» Given request
Extract every line that contains the string "JSON".

Task data start

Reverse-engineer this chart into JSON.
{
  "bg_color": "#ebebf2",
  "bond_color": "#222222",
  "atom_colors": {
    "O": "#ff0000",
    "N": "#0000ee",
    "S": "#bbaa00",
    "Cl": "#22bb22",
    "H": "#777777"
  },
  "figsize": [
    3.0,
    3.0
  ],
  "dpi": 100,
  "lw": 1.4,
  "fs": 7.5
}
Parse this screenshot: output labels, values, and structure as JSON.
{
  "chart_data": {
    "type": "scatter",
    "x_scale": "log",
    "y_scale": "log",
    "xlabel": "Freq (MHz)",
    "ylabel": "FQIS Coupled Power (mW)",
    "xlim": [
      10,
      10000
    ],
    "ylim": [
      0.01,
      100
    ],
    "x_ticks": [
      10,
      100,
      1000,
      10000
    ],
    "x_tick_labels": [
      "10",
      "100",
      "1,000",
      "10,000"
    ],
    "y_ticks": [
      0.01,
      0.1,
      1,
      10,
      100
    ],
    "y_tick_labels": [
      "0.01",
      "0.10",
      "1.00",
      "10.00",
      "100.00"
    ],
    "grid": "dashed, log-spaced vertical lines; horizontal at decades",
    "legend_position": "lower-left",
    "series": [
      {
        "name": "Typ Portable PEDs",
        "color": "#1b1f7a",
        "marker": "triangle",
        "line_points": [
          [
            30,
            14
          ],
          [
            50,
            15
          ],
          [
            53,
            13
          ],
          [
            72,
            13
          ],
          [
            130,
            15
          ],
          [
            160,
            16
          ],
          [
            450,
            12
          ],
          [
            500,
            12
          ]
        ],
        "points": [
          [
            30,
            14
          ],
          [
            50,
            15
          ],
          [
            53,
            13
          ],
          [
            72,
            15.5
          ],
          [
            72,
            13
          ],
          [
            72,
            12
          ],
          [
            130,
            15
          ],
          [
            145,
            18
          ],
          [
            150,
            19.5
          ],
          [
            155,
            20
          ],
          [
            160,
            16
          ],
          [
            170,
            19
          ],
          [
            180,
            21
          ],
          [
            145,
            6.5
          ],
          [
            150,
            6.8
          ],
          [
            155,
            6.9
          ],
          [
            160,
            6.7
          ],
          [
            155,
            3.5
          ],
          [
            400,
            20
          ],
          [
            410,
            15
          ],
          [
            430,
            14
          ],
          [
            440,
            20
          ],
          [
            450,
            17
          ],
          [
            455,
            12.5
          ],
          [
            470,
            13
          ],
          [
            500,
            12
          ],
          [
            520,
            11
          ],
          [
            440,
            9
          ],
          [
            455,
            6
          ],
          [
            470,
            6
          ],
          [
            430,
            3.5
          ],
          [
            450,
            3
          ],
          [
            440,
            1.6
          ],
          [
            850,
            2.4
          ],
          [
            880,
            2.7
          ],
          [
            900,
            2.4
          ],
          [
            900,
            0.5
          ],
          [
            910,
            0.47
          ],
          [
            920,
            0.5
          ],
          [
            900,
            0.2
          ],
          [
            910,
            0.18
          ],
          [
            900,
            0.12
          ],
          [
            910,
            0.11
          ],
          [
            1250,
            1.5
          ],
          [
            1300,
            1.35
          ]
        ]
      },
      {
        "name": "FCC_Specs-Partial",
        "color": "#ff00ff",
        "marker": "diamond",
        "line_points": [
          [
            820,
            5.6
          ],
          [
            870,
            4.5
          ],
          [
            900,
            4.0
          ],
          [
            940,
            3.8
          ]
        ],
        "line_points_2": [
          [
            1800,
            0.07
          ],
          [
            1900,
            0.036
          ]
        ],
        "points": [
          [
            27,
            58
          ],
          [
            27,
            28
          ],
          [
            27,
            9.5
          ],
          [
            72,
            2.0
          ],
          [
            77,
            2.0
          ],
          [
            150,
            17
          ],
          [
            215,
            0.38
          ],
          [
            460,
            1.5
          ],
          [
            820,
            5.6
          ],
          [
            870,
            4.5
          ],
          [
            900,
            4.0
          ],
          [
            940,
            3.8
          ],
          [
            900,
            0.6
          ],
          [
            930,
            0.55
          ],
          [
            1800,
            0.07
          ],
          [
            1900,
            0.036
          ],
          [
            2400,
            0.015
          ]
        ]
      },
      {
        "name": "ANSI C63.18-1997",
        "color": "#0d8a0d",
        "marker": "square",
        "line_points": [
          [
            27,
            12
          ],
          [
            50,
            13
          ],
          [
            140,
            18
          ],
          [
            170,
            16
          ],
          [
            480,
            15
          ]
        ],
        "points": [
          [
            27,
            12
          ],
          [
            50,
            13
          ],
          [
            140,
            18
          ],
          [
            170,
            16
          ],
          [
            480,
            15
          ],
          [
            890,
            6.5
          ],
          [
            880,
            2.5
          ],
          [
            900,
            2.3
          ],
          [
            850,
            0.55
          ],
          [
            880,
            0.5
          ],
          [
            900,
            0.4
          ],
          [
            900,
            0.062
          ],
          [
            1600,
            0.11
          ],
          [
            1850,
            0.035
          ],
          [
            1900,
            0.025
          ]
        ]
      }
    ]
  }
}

Task data end

» Answer to the problem
Reverse-engineer this chart into JSON.
Parse this screenshot: output labels, values, and structure as JSON.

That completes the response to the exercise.